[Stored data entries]
┌──

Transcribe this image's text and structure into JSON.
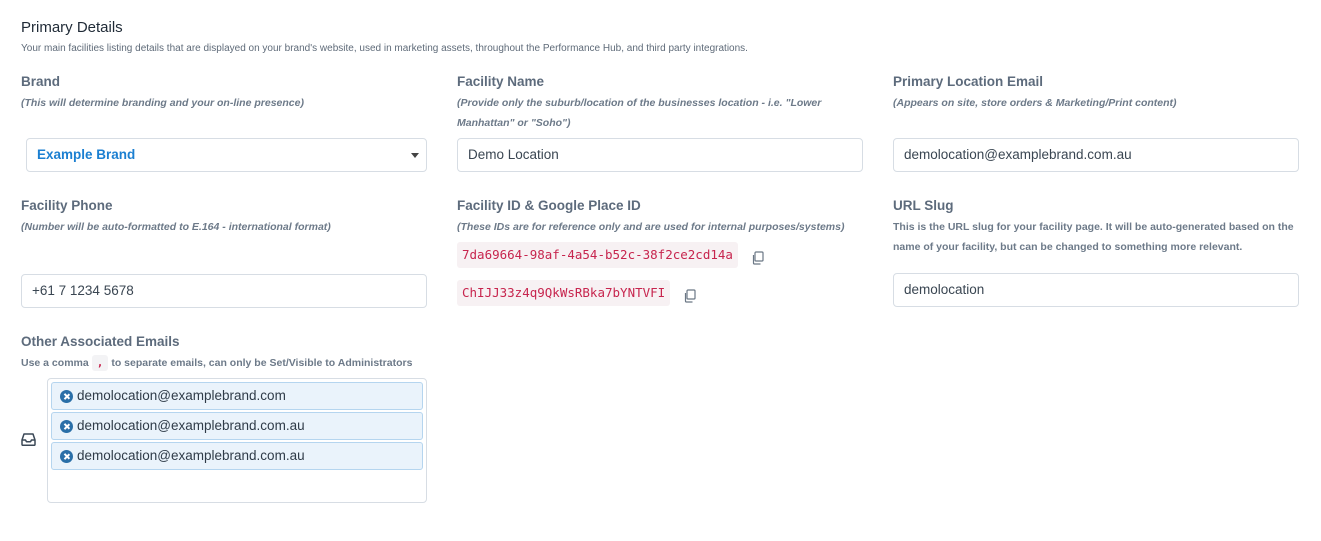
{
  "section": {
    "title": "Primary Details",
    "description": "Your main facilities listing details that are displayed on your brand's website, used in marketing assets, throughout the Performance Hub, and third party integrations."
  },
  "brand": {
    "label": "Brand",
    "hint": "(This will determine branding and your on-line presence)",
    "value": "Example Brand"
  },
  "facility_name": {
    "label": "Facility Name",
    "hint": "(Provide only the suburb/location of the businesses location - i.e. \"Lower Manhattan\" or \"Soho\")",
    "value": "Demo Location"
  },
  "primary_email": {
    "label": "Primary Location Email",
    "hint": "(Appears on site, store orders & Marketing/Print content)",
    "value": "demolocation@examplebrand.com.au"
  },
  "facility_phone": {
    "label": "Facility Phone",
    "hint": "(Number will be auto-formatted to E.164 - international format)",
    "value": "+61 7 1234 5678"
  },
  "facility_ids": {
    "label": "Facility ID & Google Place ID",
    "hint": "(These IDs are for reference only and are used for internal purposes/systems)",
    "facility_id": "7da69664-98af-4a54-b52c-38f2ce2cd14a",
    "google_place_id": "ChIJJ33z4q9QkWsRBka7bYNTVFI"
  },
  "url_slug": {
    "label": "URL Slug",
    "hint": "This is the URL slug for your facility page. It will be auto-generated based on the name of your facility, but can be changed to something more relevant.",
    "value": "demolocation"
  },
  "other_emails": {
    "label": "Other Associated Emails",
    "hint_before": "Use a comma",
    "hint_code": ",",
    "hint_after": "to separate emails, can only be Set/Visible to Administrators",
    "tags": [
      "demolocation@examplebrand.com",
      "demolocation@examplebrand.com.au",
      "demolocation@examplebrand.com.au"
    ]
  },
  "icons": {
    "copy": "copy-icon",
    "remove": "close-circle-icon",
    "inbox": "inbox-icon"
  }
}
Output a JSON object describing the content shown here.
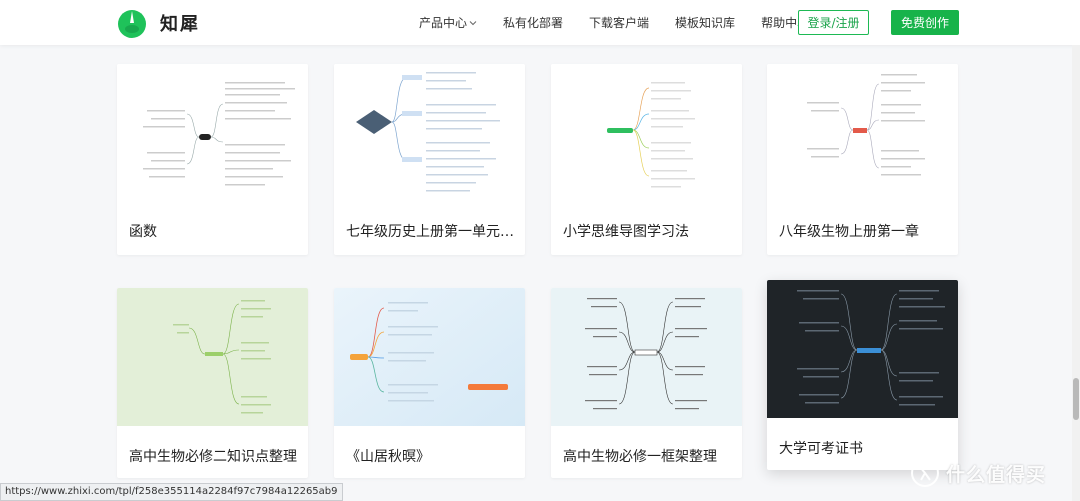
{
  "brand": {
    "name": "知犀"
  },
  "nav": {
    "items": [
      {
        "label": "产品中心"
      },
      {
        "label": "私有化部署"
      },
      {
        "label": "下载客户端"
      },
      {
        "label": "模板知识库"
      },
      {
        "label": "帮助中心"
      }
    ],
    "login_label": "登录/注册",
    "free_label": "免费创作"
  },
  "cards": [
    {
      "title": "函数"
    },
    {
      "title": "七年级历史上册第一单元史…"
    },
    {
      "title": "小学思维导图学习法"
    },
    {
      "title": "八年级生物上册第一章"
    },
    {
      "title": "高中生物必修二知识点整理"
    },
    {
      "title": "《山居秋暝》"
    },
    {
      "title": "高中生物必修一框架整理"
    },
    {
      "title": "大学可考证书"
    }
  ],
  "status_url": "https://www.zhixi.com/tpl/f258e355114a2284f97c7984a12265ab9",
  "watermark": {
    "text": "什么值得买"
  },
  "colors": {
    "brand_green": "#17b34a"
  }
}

└──

» **EXERCISE DETAILS**
Each record above must be returned exactly as written, with its pictures omitted.

» **SOLUTION TO THE PROBLEM**
Transcribe this image's text and structure into JSON.
{
  "section": {
    "title": "Primary Details",
    "description": "Your main facilities listing details that are displayed on your brand's website, used in marketing assets, throughout the Performance Hub, and third party integrations."
  },
  "brand": {
    "label": "Brand",
    "hint": "(This will determine branding and your on-line presence)",
    "value": "Example Brand"
  },
  "facility_name": {
    "label": "Facility Name",
    "hint": "(Provide only the suburb/location of the businesses location - i.e. \"Lower Manhattan\" or \"Soho\")",
    "value": "Demo Location"
  },
  "primary_email": {
    "label": "Primary Location Email",
    "hint": "(Appears on site, store orders & Marketing/Print content)",
    "value": "demolocation@examplebrand.com.au"
  },
  "facility_phone": {
    "label": "Facility Phone",
    "hint": "(Number will be auto-formatted to E.164 - international format)",
    "value": "+61 7 1234 5678"
  },
  "facility_ids": {
    "label": "Facility ID & Google Place ID",
    "hint": "(These IDs are for reference only and are used for internal purposes/systems)",
    "facility_id": "7da69664-98af-4a54-b52c-38f2ce2cd14a",
    "google_place_id": "ChIJJ33z4q9QkWsRBka7bYNTVFI"
  },
  "url_slug": {
    "label": "URL Slug",
    "hint": "This is the URL slug for your facility page. It will be auto-generated based on the name of your facility, but can be changed to something more relevant.",
    "value": "demolocation"
  },
  "other_emails": {
    "label": "Other Associated Emails",
    "hint_before": "Use a comma",
    "hint_code": ",",
    "hint_after": "to separate emails, can only be Set/Visible to Administrators",
    "tags": [
      "demolocation@examplebrand.com",
      "demolocation@examplebrand.com.au",
      "demolocation@examplebrand.com.au"
    ]
  },
  "icons": {
    "copy": "copy-icon",
    "remove": "close-circle-icon",
    "inbox": "inbox-icon"
  }
}
Output a JSON object describing the content shown here.
{
  "brand": {
    "name": "知犀"
  },
  "nav": {
    "items": [
      {
        "label": "产品中心"
      },
      {
        "label": "私有化部署"
      },
      {
        "label": "下载客户端"
      },
      {
        "label": "模板知识库"
      },
      {
        "label": "帮助中心"
      }
    ],
    "login_label": "登录/注册",
    "free_label": "免费创作"
  },
  "cards": [
    {
      "title": "函数"
    },
    {
      "title": "七年级历史上册第一单元史…"
    },
    {
      "title": "小学思维导图学习法"
    },
    {
      "title": "八年级生物上册第一章"
    },
    {
      "title": "高中生物必修二知识点整理"
    },
    {
      "title": "《山居秋暝》"
    },
    {
      "title": "高中生物必修一框架整理"
    },
    {
      "title": "大学可考证书"
    }
  ],
  "status_url": "https://www.zhixi.com/tpl/f258e355114a2284f97c7984a12265ab9",
  "watermark": {
    "text": "什么值得买"
  },
  "colors": {
    "brand_green": "#17b34a"
  }
}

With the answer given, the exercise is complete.